───── Available records ─────

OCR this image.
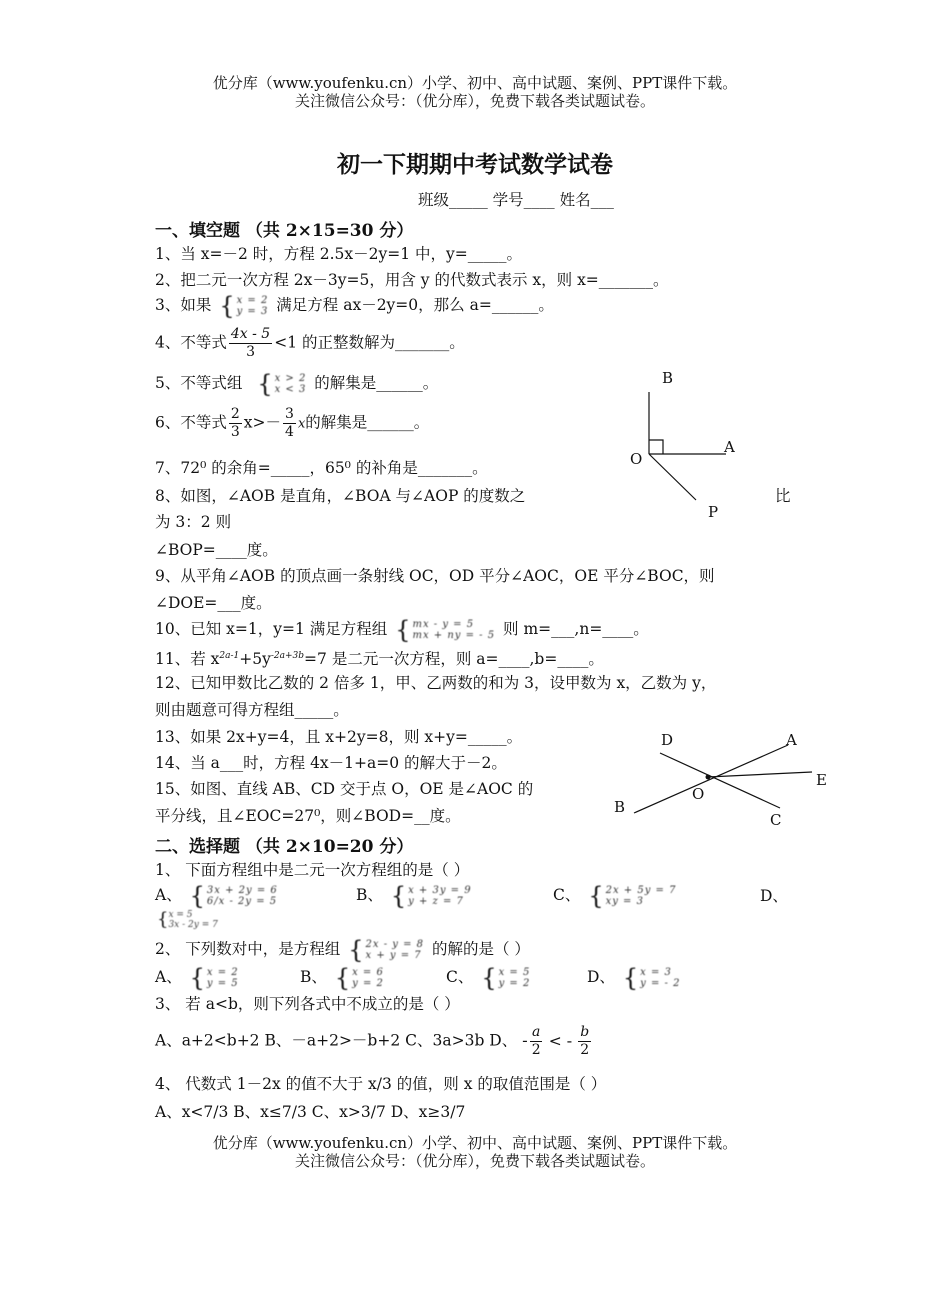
优分库（www.youfenku.cn）小学、初中、高中试题、案例、PPT课件下载。
关注微信公众号：（优分库），免费下载各类试题试卷。
初一下期期中考试数学试卷
班级_____ 学号____ 姓名___
一、填空题 （共 2×15=30 分）
1、当 x=－2 时，方程 2.5x－2y=1 中，y=_____。
2、把二元一次方程 2x－3y=5，用含 y 的代数式表示 x，则 x=_______。
3、如果 { x = 2
y = 3 满足方程 ax－2y=0，那么 a=______。
4、不等式 $\frac{4x - 5}{3} <1$ 的正整数解为_______。
5、不等式组 { x > 2
x < 3 的解集是______。
6、不等式 $\frac{2}{3} x>- \frac{3}{4}$ x的解集是______。
7、72⁰ 的余角=_____，65⁰ 的补角是_______。
8、如图，∠AOB 是直角，∠BOA 与∠AOP 的度数之	比
为 3：2 则
∠BOP=____度。
9、从平角∠AOB 的顶点画一条射线 OC，OD 平分∠AOC，OE 平分∠BOC，则
∠DOE=___度。
10、已知 x=1，y=1 满足方程组 { mx - y = 5
mx + ny = - 5 则 m=___,n=____。
11、若 $x^{2a-1}+5y^{-2a+3b}=7$ 是二元一次方程，则 a=____,b=____。
12、已知甲数比乙数的 2 倍多 1，甲、乙两数的和为 3，设甲数为 x，乙数为 y，
则由题意可得方程组_____。
13、如果 2x+y=4，且 x+2y=8，则 x+y=_____。
14、当 a___时，方程 4x－1+a=0 的解大于－2。
15、如图、直线 AB、CD 交于点 O，OE 是∠AOC 的
平分线，且∠EOC=27⁰，则∠BOD=__度。
B
A
O
P
D	A
E
O
B
C
二、选择题 （共 2×10=20 分）
1、 下面方程组中是二元一次方程组的是（ ）
A、 { 3x + 2y = 6
6/x - 2y = 5	B、 { x + 3y = 9
y + z = 7	C、 { 2x + 5y = 7
xy = 3	D、
{ x = 5
3x - 2y = 7
2、 下列数对中，是方程组 { 2x - y = 8
x + y = 7 的解的是（ ）
A、 { x = 2
y = 5	B、 { x = 6
y = 2	C、 { x = 5
y = 2	D、 { x = 3
y = - 2
3、 若 a<b，则下列各式中不成立的是（ ）
A、a+2<b+2 B、－a+2>－b+2 C、3a>3b D、 - $\frac{a}{2}$ < - $\frac{b}{2}$
4、 代数式 1－2x 的值不大于 x/3 的值，则 x 的取值范围是（ ）
A、x<7/3 B、x≤7/3 C、x>3/7 D、x≥3/7
优分库（www.youfenku.cn）小学、初中、高中试题、案例、PPT课件下载。
关注微信公众号：（优分库），免费下载各类试题试卷。
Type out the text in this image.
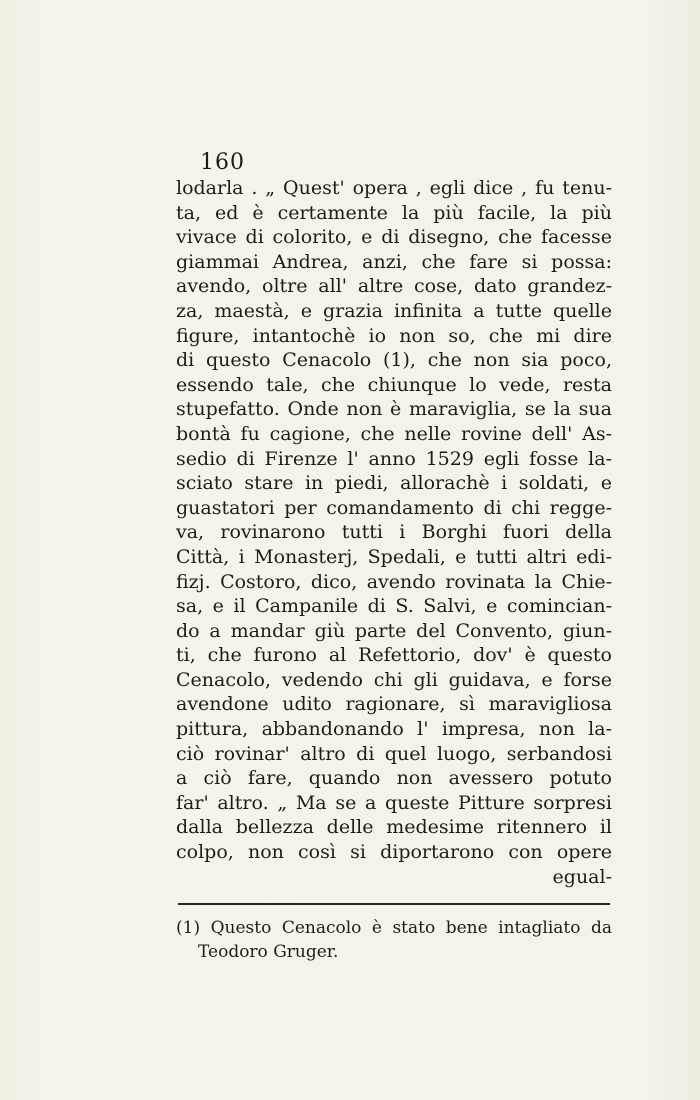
160
lodarla . „ Quest' opera , egli dice , fu tenu-
ta, ed è certamente la più facile, la più
vivace di colorito, e di disegno, che facesse
giammai Andrea, anzi, che fare si possa:
avendo, oltre all' altre cose, dato grandez-
za, maestà, e grazia infinita a tutte quelle
figure, intantochè io non so, che mi dire
di questo Cenacolo (1), che non sia poco,
essendo tale, che chiunque lo vede, resta
stupefatto. Onde non è maraviglia, se la sua
bontà fu cagione, che nelle rovine dell' As-
sedio di Firenze l' anno 1529 egli fosse la-
sciato stare in piedi, allorachè i soldati, e
guastatori per comandamento di chi regge-
va, rovinarono tutti i Borghi fuori della
Città, i Monasterj, Spedali, e tutti altri edi-
fizj. Costoro, dico, avendo rovinata la Chie-
sa, e il Campanile di S. Salvi, e comincian-
do a mandar giù parte del Convento, giun-
ti, che furono al Refettorio, dov' è questo
Cenacolo, vedendo chi gli guidava, e forse
avendone udito ragionare, sì maravigliosa
pittura, abbandonando l' impresa, non la-
ciò rovinar' altro di quel luogo, serbandosi
a ciò fare, quando non avessero potuto
far' altro. „ Ma se a queste Pitture sorpresi
dalla bellezza delle medesime ritennero il
colpo, non così si diportarono con opere
egual-
(1) Questo Cenacolo è stato bene intagliato da
Teodoro Gruger.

─────

Task goal
Work out how many lines in the entries hold the string "fare". Your answer should consist solely of that number.

Response
2